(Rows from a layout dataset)
━━━━━━━━

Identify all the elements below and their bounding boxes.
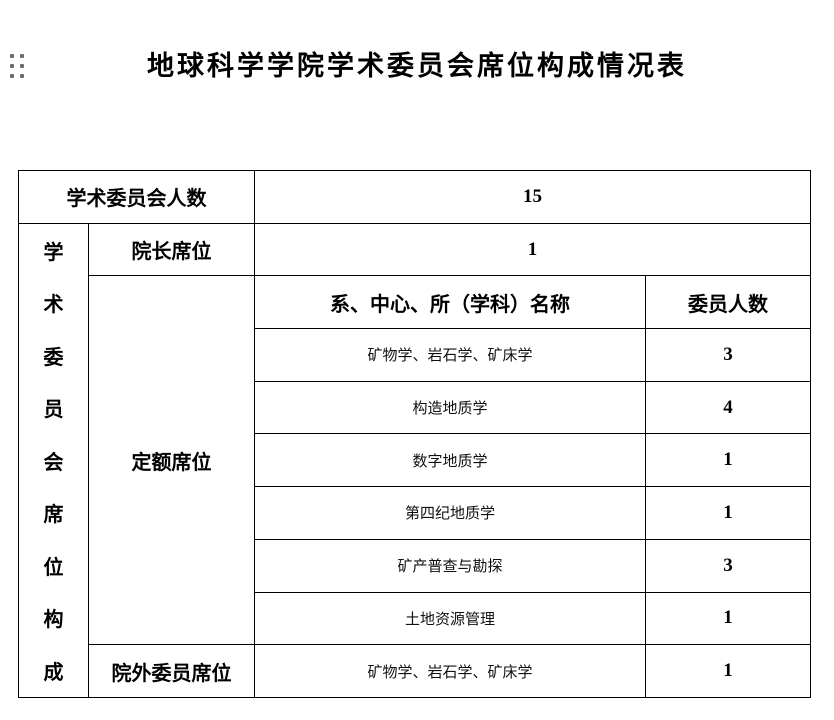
member-count: 1 [645,591,811,646]
column-header-count: 委员人数 [645,275,811,330]
member-count: 3 [645,328,811,382]
external-department-name: 矿物学、岩石学、矿床学 [254,644,646,698]
vertical-header-char: 席 [43,504,64,527]
committee-seats-table: 学术委员会人数 15 学 术 委 员 会 席 位 构 成 [18,170,811,698]
vertical-header-char: 构 [43,609,64,632]
drag-handle-dot [10,74,14,78]
vertical-header-char: 会 [43,451,64,474]
table-row-column-headers: 定额席位 系、中心、所（学科）名称 委员人数 [19,275,811,646]
vertical-header-char: 员 [43,399,64,422]
vertical-header-cell: 学 术 委 员 会 席 位 构 成 [18,222,89,698]
department-name: 数字地质学 [254,433,646,488]
table-row-external: 院外委员席位 矿物学、岩石学、矿床学 1 [19,644,811,698]
vertical-header-char: 成 [43,661,64,684]
drag-handle-dot [20,74,24,78]
department-name: 第四纪地质学 [254,486,646,540]
dean-seat-label: 院长席位 [88,222,255,277]
vertical-header-char: 委 [43,346,64,369]
total-members-value: 15 [254,170,811,224]
drag-handle-dot [20,54,24,58]
member-count: 3 [645,538,811,593]
vertical-header-char: 学 [43,242,64,264]
table-row-total: 学术委员会人数 15 [18,170,811,224]
column-header-name: 系、中心、所（学科）名称 [254,275,646,330]
table-row-quota: 矿产普查与勘探 3 [19,538,811,593]
department-name: 土地资源管理 [254,591,646,646]
vertical-header-text: 学 术 委 员 会 席 位 构 成 [19,224,88,696]
page-title: 地球科学学院学术委员会席位构成情况表 [147,51,687,81]
drag-handle-dot [20,64,24,68]
member-count: 1 [645,486,811,540]
member-count: 1 [645,433,811,488]
vertical-header-char: 位 [43,556,64,579]
table-row-quota: 矿物学、岩石学、矿床学 3 [19,328,811,382]
department-name: 矿产普查与勘探 [254,538,646,593]
department-name: 矿物学、岩石学、矿床学 [254,328,646,382]
table-row-quota: 土地资源管理 1 [19,591,811,646]
external-seat-label: 院外委员席位 [88,644,255,698]
table-row-dean: 学 术 委 员 会 席 位 构 成 院长席位 1 [18,222,811,698]
vertical-header-char: 术 [43,294,64,317]
drag-handle-dot [10,64,14,68]
external-seat-value: 1 [645,644,811,698]
member-count: 4 [645,380,811,435]
total-members-label: 学术委员会人数 [18,170,255,224]
quota-seat-label: 定额席位 [88,275,255,646]
department-name: 构造地质学 [254,380,646,435]
dean-seat-value: 1 [254,222,811,277]
drag-handle-dot [10,54,14,58]
table-row-quota: 数字地质学 1 [19,433,811,488]
drag-handle-icon[interactable] [10,54,24,78]
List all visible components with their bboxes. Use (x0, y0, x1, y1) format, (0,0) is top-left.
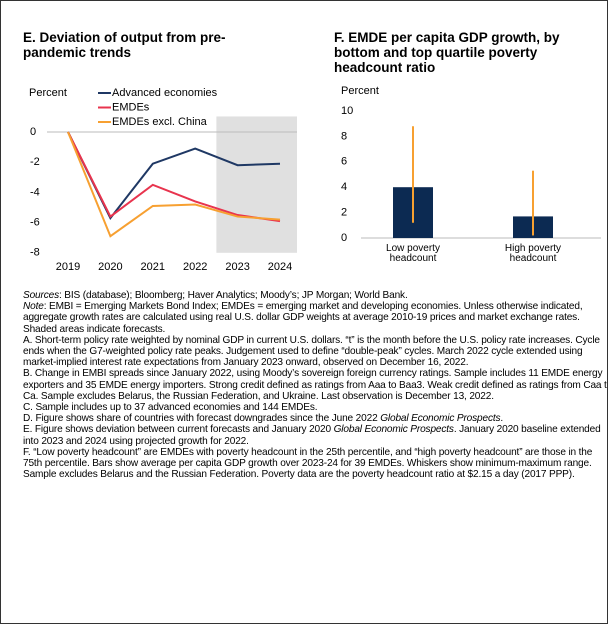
x-tick-label: 2023 (225, 261, 249, 273)
note-paragraph: F. “Low poverty headcount” are EMDEs wit… (23, 446, 607, 481)
legend-label: EMDEs (112, 101, 150, 113)
note-text: E. Figure shows deviation between curren… (23, 424, 334, 436)
y-tick-label: -8 (30, 247, 40, 259)
legend-label: Advanced economies (112, 87, 218, 99)
x-tick-label: 2024 (268, 261, 292, 273)
note-text: C. Sample includes up to 37 advanced eco… (23, 402, 318, 414)
note-paragraph: B. Change in EMBI spreads since January … (23, 368, 608, 402)
note-text: : EMBI = Emerging Markets Bond Index; EM… (23, 301, 583, 335)
note-text: : BIS (database); Bloomberg; Haver Analy… (58, 290, 408, 301)
note-text: Note (23, 301, 44, 313)
x-tick-label: 2019 (56, 261, 80, 273)
note-text: B. Change in EMBI spreads since January … (23, 368, 608, 402)
x-tick-label: 2022 (183, 261, 207, 273)
y-tick-label: 0 (341, 232, 347, 244)
y-tick-label: 0 (30, 126, 36, 138)
chart-title: F. EMDE per capita GDP growth, by bottom… (334, 30, 560, 75)
note-text: . January 2020 baseline extended into 20… (23, 424, 601, 447)
chart-title: E. Deviation of output from pre-pandemic… (23, 30, 226, 60)
note-paragraph: A. Short-term policy rate weighted by no… (23, 334, 607, 369)
notes: Sources: BIS (database); Bloomberg; Have… (23, 290, 608, 481)
x-tick-label: Low poverty headcount (386, 243, 440, 264)
line-series (67, 131, 281, 223)
note-text: Global Economic Prospects (380, 413, 501, 425)
legend-label: EMDEs excl. China (112, 116, 208, 128)
y-tick-label: -6 (30, 217, 40, 229)
forecast-shade (216, 116, 297, 253)
note-paragraph: D. Figure shows share of countries with … (23, 413, 607, 425)
y-tick-label: 10 (341, 105, 353, 117)
y-tick-label: 2 (341, 207, 347, 219)
note-text: D. Figure shows share of countries with … (23, 413, 381, 425)
y-axis-label: Percent (341, 85, 379, 97)
x-tick-label: 2021 (141, 261, 165, 273)
y-tick-label: -4 (30, 186, 40, 198)
note-text: Global Economic Prospects (333, 424, 454, 436)
note-paragraph: Note: EMBI = Emerging Markets Bond Index… (23, 301, 607, 335)
y-axis-label: Percent (29, 87, 67, 99)
x-tick-label: 2020 (98, 261, 122, 273)
y-tick-label: 8 (341, 130, 347, 142)
note-text: . (500, 413, 504, 425)
x-tick-label: High poverty headcount (504, 243, 562, 264)
note-text: F. “Low poverty headcount” are EMDEs wit… (23, 446, 593, 481)
y-tick-label: -2 (30, 156, 40, 168)
note-paragraph: Sources: BIS (database); Bloomberg; Have… (23, 290, 607, 301)
note-paragraph: E. Figure shows deviation between curren… (23, 424, 607, 447)
note-text: Sources (23, 290, 59, 301)
note-paragraph: C. Sample includes up to 37 advanced eco… (23, 402, 607, 414)
y-tick-label: 4 (341, 181, 347, 193)
y-tick-label: 6 (341, 156, 347, 168)
note-text: A. Short-term policy rate weighted by no… (23, 334, 600, 369)
line-series (67, 131, 281, 238)
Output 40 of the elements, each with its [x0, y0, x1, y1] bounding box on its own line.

━━━━━━━━

## [Problem details]
Reproduce every line of the listing above word for word, leaving out the pictures.

## [Result of this task]
Identify all the elements below and their bounding boxes.
member-count: 1 [645,591,811,646]
column-header-count: 委员人数 [645,275,811,330]
member-count: 3 [645,328,811,382]
external-department-name: 矿物学、岩石学、矿床学 [254,644,646,698]
vertical-header-char: 席 [43,504,64,527]
committee-seats-table: 学术委员会人数 15 学 术 委 员 会 席 位 构 成 [18,170,811,698]
vertical-header-char: 构 [43,609,64,632]
drag-handle-dot [10,74,14,78]
vertical-header-char: 会 [43,451,64,474]
table-row-column-headers: 定额席位 系、中心、所（学科）名称 委员人数 [19,275,811,646]
vertical-header-char: 员 [43,399,64,422]
vertical-header-cell: 学 术 委 员 会 席 位 构 成 [18,222,89,698]
department-name: 数字地质学 [254,433,646,488]
table-row-external: 院外委员席位 矿物学、岩石学、矿床学 1 [19,644,811,698]
vertical-header-char: 成 [43,661,64,684]
drag-handle-dot [20,74,24,78]
department-name: 第四纪地质学 [254,486,646,540]
dean-seat-label: 院长席位 [88,222,255,277]
vertical-header-char: 委 [43,346,64,369]
total-members-value: 15 [254,170,811,224]
drag-handle-dot [20,54,24,58]
member-count: 3 [645,538,811,593]
vertical-header-char: 学 [43,242,64,264]
table-row-total: 学术委员会人数 15 [18,170,811,224]
column-header-name: 系、中心、所（学科）名称 [254,275,646,330]
table-row-quota: 矿产普查与勘探 3 [19,538,811,593]
department-name: 土地资源管理 [254,591,646,646]
vertical-header-text: 学 术 委 员 会 席 位 构 成 [19,224,88,696]
page-title: 地球科学学院学术委员会席位构成情况表 [147,51,687,81]
drag-handle-dot [20,64,24,68]
member-count: 1 [645,486,811,540]
member-count: 1 [645,433,811,488]
vertical-header-char: 位 [43,556,64,579]
table-row-quota: 矿物学、岩石学、矿床学 3 [19,328,811,382]
department-name: 矿产普查与勘探 [254,538,646,593]
department-name: 矿物学、岩石学、矿床学 [254,328,646,382]
table-row-quota: 土地资源管理 1 [19,591,811,646]
external-seat-label: 院外委员席位 [88,644,255,698]
table-row-dean: 学 术 委 员 会 席 位 构 成 院长席位 1 [18,222,811,698]
vertical-header-char: 术 [43,294,64,317]
drag-handle-dot [10,64,14,68]
external-seat-value: 1 [645,644,811,698]
member-count: 4 [645,380,811,435]
total-members-label: 学术委员会人数 [18,170,255,224]
quota-seat-label: 定额席位 [88,275,255,646]
department-name: 构造地质学 [254,380,646,435]
dean-seat-value: 1 [254,222,811,277]
drag-handle-dot [10,54,14,58]
table-row-quota: 数字地质学 1 [19,433,811,488]
drag-handle-icon[interactable] [10,54,24,78]
List all visible components with their bboxes. Use (x0, y0, x1, y1) format, (0,0) is top-left.
x-tick-label: 2023 (225, 261, 249, 273)
note-paragraph: F. “Low poverty headcount” are EMDEs wit… (23, 446, 607, 481)
legend-label: EMDEs (112, 101, 150, 113)
note-text: E. Figure shows deviation between curren… (23, 424, 334, 436)
y-tick-label: -8 (30, 247, 40, 259)
legend-label: Advanced economies (112, 87, 218, 99)
x-tick-label: 2024 (268, 261, 292, 273)
note-text: C. Sample includes up to 37 advanced eco… (23, 402, 318, 414)
note-paragraph: B. Change in EMBI spreads since January … (23, 368, 608, 402)
note-text: : EMBI = Emerging Markets Bond Index; EM… (23, 301, 583, 335)
note-text: : BIS (database); Bloomberg; Haver Analy… (58, 290, 408, 301)
note-text: Note (23, 301, 44, 313)
x-tick-label: 2019 (56, 261, 80, 273)
note-text: B. Change in EMBI spreads since January … (23, 368, 608, 402)
x-tick-label: 2022 (183, 261, 207, 273)
y-tick-label: 0 (341, 232, 347, 244)
y-tick-label: 0 (30, 126, 36, 138)
chart-title: F. EMDE per capita GDP growth, by bottom… (334, 30, 560, 75)
note-text: . January 2020 baseline extended into 20… (23, 424, 601, 447)
chart-title: E. Deviation of output from pre-pandemic… (23, 30, 226, 60)
note-paragraph: A. Short-term policy rate weighted by no… (23, 334, 607, 369)
notes: Sources: BIS (database); Bloomberg; Have… (23, 290, 608, 481)
x-tick-label: Low poverty headcount (386, 243, 440, 264)
line-series (67, 131, 281, 223)
note-text: Global Economic Prospects (380, 413, 501, 425)
legend-label: EMDEs excl. China (112, 116, 208, 128)
y-tick-label: -6 (30, 217, 40, 229)
forecast-shade (216, 116, 297, 253)
note-paragraph: D. Figure shows share of countries with … (23, 413, 607, 425)
y-tick-label: 10 (341, 105, 353, 117)
y-tick-label: 2 (341, 207, 347, 219)
note-text: D. Figure shows share of countries with … (23, 413, 381, 425)
y-axis-label: Percent (341, 85, 379, 97)
x-tick-label: 2021 (141, 261, 165, 273)
y-tick-label: -4 (30, 186, 40, 198)
note-text: Global Economic Prospects (333, 424, 454, 436)
note-paragraph: Note: EMBI = Emerging Markets Bond Index… (23, 301, 607, 335)
y-axis-label: Percent (29, 87, 67, 99)
x-tick-label: 2020 (98, 261, 122, 273)
y-tick-label: 8 (341, 130, 347, 142)
note-text: . (500, 413, 504, 425)
x-tick-label: High poverty headcount (504, 243, 562, 264)
note-text: F. “Low poverty headcount” are EMDEs wit… (23, 446, 593, 481)
y-tick-label: -2 (30, 156, 40, 168)
note-paragraph: Sources: BIS (database); Bloomberg; Have… (23, 290, 607, 301)
note-paragraph: E. Figure shows deviation between curren… (23, 424, 607, 447)
note-text: Sources (23, 290, 59, 301)
note-paragraph: C. Sample includes up to 37 advanced eco… (23, 402, 607, 414)
y-tick-label: 4 (341, 181, 347, 193)
y-tick-label: 6 (341, 156, 347, 168)
note-text: A. Short-term policy rate weighted by no… (23, 334, 600, 369)
line-series (67, 131, 281, 238)
Output 40 of the elements, each with its [x0, y0, x1, y1] bounding box on its own line.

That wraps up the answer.